─── Extract to read ───
In Figure 5c, we plot the relationship between income growth and one of the health policies aimed at containing the spread of the virus—cumulative COVID-19 vaccination rates per hundred people by October 14, 2021 from Dong et al. (2020). Unlike COVID-19 cases and deaths, vaccination rates are strongly and positively correlated with income growth, with correlation coefficients increasing over the medium term. This relationship is not sensitive to population weighting as shown in Appendix Figure A.2c These results suggest that policies implemented by countries to contain the virus have potential to effectively offset the negative impact of the virus on growth—the hypothesis that we will test more formally in Section 5.1.

In addition to vaccination, we also consider the level of stringency of lockdown orders implemented by countries to contain the virus. We examine the relationship between income growth and lockdown stringency in Section 5.1, conditioning on case, death, and vaccination rates, as well as other country characteristics. We construct two measures of lockdown stringency, based on the data from Oxford COVID-19 Government Response Tracker (Hale et al., 2021). Firstly, we consider an average level of the lockdown stringency index from the start of the pandemic to October 14, 2021. Secondly, we are interested in examining the impact of variation in lockdown policies, which we capture by the range of lockdown stringency index values across countries. To that end, we compute differences between maximum and minimum levels of the lockdown stringency index during this period. We set the starting date for calculating the minimum lockdown stringency to May 1, 2020, since some countries were yet to impose lockdowns by the second quarter of 2020, resulting in zeros for their stringency index values. This variable allows us to capture the degree of targeting and timeliness of lockdowns. Countries with consistently high or low levels of lockdown stringency would thus have smaller a range of the corresponding index values.
───
_Activity list_
a. In the passage on COVID-19 policies and income growth, quote the stretch from "In Figure 5c, we" through "in Section 5.1.".
b. The passage on COVID-19 policies and income growth names the factors it conditions on when it examines income growth against lockdown stringency. List all of them.
─── Data under study ───
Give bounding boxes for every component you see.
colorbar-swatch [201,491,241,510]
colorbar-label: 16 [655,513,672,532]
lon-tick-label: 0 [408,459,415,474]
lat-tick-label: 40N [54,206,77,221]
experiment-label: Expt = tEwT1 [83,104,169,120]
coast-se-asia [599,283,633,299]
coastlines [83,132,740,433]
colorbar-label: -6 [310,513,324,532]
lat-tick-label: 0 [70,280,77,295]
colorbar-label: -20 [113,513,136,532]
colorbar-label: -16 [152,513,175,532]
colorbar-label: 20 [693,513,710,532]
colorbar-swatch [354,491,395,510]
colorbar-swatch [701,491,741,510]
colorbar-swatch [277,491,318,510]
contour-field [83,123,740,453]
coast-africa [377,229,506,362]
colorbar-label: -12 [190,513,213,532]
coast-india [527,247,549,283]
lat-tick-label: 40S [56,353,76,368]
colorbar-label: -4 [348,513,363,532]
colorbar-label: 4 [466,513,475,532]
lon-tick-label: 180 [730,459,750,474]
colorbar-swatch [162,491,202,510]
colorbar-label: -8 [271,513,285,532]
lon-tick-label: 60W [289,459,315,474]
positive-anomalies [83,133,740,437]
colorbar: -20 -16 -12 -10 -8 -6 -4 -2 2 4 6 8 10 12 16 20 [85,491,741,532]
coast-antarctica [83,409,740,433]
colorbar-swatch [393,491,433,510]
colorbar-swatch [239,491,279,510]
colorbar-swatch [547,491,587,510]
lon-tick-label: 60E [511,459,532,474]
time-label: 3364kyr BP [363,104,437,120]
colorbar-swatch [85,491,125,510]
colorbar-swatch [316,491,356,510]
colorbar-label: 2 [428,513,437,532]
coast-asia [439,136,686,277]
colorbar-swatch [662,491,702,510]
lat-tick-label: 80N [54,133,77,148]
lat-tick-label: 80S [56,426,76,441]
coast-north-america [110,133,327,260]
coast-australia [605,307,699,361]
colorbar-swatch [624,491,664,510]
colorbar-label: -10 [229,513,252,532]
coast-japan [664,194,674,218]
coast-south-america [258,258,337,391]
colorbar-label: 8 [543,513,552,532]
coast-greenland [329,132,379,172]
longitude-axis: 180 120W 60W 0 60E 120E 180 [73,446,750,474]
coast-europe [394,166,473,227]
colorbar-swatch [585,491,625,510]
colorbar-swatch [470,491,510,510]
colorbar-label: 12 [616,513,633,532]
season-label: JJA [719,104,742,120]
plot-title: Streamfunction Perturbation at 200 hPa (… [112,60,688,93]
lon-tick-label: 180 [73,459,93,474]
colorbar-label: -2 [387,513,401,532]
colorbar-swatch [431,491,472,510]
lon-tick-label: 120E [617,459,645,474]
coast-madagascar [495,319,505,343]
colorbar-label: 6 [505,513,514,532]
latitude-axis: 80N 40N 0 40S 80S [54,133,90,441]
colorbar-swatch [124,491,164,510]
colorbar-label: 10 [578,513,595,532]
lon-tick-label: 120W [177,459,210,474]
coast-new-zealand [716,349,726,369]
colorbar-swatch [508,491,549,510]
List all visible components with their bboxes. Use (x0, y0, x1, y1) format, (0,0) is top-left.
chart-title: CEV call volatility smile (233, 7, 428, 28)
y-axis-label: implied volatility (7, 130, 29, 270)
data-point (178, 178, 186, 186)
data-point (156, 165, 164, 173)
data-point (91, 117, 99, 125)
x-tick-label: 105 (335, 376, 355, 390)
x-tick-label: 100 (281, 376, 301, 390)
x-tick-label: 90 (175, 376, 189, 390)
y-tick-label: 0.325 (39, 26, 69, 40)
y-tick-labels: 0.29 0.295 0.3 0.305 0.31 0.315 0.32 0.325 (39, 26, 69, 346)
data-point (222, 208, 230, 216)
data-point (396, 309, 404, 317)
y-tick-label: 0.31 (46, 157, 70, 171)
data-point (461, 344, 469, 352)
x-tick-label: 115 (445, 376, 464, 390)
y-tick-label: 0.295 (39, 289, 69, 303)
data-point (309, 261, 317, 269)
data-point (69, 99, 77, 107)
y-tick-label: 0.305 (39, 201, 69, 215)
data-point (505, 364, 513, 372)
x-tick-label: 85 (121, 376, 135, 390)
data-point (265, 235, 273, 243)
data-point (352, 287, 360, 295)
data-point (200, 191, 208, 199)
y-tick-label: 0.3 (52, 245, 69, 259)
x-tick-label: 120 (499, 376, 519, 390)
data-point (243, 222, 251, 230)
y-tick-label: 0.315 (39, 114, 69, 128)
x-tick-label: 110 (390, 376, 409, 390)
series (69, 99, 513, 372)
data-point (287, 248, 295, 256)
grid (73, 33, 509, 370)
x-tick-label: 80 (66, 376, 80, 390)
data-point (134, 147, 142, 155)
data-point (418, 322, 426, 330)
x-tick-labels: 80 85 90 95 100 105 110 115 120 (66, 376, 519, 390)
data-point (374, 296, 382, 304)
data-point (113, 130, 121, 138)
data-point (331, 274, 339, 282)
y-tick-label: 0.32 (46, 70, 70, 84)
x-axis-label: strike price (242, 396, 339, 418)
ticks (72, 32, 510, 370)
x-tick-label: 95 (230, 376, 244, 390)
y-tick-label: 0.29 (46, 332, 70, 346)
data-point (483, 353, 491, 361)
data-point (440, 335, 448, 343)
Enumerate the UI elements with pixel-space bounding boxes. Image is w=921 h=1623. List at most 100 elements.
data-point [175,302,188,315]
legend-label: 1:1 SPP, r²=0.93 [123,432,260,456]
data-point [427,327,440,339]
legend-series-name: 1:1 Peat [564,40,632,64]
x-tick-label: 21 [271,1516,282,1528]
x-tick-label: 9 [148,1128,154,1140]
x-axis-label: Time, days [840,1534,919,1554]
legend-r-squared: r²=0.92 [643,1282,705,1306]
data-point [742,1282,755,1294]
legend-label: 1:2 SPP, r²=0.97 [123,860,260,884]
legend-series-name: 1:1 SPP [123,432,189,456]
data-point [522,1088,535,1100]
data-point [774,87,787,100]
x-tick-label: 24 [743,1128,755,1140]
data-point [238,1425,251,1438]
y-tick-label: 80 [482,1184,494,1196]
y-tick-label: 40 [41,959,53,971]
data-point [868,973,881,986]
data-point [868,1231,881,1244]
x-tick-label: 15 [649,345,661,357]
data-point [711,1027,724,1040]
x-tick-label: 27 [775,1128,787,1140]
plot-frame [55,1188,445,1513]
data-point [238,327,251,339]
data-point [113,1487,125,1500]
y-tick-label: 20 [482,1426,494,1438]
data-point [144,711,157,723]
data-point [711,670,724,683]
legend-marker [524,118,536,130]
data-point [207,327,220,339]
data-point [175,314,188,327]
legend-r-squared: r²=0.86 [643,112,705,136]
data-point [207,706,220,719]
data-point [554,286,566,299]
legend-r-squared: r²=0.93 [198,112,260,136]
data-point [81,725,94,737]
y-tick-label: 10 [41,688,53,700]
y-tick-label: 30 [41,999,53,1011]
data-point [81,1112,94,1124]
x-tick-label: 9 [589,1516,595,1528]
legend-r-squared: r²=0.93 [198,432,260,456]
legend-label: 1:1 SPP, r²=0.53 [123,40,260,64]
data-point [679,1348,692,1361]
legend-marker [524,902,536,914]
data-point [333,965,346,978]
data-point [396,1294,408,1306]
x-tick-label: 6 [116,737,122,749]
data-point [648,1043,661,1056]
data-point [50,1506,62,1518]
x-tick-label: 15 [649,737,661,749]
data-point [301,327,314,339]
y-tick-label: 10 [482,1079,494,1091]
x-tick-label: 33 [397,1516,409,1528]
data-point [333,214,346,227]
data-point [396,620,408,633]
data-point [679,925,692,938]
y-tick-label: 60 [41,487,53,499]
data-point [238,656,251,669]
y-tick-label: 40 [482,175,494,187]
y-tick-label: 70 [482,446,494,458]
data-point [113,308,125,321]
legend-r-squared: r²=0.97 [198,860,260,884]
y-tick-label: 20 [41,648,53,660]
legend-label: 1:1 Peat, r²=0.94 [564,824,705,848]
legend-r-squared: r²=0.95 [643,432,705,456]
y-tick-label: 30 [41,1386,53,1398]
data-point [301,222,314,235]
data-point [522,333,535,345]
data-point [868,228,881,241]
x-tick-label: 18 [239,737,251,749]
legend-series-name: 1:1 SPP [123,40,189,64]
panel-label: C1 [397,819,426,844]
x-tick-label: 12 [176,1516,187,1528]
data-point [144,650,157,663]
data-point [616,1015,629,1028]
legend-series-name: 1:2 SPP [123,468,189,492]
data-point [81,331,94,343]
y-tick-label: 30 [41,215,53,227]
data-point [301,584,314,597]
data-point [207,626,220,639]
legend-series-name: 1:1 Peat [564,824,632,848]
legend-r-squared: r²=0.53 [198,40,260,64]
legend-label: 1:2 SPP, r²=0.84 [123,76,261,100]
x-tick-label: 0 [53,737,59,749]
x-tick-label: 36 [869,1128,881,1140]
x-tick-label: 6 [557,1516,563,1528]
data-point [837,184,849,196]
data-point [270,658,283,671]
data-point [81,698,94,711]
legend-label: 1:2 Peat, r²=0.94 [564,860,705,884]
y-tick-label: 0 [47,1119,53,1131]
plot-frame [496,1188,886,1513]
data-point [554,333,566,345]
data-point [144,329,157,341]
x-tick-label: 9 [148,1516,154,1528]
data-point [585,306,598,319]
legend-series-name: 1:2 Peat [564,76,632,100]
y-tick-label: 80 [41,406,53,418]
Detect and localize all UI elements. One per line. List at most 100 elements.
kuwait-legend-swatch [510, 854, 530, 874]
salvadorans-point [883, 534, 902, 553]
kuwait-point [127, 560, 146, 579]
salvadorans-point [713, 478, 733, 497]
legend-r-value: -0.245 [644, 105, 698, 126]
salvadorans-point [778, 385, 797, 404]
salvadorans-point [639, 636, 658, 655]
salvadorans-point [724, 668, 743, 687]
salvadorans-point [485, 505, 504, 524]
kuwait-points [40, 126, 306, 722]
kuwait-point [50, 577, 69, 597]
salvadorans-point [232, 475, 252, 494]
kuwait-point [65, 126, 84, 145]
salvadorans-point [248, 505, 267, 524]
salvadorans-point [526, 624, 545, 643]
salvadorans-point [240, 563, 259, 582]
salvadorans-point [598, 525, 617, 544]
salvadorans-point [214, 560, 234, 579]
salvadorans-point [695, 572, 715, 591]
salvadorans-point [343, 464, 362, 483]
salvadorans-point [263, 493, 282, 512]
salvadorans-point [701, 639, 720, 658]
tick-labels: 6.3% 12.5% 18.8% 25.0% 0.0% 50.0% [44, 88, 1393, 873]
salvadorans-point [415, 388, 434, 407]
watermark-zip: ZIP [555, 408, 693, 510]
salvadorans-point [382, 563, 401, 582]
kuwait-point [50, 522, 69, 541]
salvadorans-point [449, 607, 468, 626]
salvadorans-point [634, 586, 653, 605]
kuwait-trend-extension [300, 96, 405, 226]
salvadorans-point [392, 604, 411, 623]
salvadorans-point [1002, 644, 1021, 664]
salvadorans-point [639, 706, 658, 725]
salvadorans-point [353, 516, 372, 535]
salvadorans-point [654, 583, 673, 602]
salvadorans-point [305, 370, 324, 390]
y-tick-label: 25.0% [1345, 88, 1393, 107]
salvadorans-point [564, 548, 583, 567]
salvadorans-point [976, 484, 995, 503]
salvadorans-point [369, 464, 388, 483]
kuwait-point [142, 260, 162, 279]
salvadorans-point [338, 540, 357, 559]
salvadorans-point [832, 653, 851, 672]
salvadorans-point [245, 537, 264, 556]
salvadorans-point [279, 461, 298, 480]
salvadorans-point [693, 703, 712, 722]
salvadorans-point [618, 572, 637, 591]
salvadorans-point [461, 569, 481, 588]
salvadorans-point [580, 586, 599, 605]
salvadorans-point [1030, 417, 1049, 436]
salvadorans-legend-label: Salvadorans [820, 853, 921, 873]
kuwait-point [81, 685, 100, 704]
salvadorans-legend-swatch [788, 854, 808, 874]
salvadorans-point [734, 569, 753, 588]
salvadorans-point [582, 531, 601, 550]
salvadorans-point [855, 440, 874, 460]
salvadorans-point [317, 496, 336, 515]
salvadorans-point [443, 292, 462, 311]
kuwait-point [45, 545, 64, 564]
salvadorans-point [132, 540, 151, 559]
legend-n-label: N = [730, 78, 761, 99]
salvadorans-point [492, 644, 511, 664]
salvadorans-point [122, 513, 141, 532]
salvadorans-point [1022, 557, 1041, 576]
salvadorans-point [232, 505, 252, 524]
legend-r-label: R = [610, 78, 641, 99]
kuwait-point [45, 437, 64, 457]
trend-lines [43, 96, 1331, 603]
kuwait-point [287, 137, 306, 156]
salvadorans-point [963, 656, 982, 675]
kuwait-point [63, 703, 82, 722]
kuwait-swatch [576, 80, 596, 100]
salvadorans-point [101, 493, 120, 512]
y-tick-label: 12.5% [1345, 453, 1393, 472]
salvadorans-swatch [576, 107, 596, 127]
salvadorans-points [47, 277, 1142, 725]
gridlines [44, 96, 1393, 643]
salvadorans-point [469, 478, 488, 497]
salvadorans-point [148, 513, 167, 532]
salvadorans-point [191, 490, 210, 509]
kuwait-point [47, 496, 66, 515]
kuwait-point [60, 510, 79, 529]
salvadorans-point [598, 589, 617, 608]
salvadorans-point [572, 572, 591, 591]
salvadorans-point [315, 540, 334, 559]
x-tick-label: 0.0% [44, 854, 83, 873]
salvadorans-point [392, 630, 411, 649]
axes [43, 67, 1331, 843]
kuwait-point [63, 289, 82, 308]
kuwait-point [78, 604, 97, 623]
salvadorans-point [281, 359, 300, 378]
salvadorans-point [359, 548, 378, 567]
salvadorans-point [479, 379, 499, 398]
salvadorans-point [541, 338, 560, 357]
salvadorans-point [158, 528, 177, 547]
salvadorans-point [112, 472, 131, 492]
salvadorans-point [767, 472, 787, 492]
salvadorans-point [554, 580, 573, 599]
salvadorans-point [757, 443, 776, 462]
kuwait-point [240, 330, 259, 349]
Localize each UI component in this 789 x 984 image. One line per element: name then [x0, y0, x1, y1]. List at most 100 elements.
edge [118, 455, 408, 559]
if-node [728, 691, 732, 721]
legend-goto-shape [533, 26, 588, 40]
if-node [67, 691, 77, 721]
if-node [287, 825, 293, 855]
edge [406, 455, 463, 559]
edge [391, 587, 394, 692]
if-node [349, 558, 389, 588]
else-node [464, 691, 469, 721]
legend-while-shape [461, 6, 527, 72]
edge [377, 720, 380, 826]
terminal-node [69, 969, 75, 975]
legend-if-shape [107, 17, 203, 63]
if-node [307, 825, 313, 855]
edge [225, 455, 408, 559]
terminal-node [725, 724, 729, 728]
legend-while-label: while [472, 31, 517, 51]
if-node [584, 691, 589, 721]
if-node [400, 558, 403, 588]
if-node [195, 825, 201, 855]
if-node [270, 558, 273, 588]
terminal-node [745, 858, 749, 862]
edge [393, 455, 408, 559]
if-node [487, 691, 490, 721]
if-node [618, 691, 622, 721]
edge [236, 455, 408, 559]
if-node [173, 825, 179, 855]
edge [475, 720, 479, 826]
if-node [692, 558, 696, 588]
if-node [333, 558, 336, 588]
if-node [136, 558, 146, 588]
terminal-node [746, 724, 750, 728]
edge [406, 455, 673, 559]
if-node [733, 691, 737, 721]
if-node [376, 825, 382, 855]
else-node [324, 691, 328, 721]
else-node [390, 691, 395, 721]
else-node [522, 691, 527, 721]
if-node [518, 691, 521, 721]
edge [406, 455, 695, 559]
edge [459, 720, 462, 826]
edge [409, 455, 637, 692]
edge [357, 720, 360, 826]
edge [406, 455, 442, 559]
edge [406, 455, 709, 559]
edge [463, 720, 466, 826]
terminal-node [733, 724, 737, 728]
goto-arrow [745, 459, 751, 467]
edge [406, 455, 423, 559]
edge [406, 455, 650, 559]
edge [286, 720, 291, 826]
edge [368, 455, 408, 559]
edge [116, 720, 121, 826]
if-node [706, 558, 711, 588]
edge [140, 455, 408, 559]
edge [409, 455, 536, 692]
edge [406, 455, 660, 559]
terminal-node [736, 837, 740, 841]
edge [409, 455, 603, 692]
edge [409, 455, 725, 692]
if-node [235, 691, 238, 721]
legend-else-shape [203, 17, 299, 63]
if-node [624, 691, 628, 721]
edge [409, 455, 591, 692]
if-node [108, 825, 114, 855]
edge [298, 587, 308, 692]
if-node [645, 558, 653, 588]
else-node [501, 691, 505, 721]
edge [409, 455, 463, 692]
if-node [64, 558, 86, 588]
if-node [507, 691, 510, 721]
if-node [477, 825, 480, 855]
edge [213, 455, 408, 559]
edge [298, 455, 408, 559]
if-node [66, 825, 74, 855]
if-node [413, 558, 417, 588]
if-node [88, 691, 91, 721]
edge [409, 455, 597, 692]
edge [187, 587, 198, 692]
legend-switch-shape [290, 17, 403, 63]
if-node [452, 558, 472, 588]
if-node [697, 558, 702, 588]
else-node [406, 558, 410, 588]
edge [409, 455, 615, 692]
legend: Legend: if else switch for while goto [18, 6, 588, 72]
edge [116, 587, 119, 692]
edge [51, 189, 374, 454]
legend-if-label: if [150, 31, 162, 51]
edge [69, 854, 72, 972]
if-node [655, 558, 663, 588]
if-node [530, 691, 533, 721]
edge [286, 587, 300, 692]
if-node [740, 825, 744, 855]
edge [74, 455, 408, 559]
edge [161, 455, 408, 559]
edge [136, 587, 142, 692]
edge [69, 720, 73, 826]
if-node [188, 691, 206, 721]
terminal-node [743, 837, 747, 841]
───
_Answers by item_
a.
In Figure 5c, we plot the relationship between income growth and one of the health policies aimed at containing the spread of the virus—cumulative COVID-19 vaccination rates per hundred people by October 14, 2021 from Dong et al. (2020). Unlike COVID-19 cases and deaths, vaccination rates are strongly and positively correlated with income growth, with correlation coefficients increasing over the medium term. This relationship is not sensitive to population weighting as shown in Appendix Figure A.2c These results suggest that policies implemented by countries to contain the virus have potential to effectively offset the negative impact of the virus on growth—the hypothesis that we will test more formally in Section 5.1.

b.
- Case rates
- Death rates
- Vaccination rates
- Other country characteristics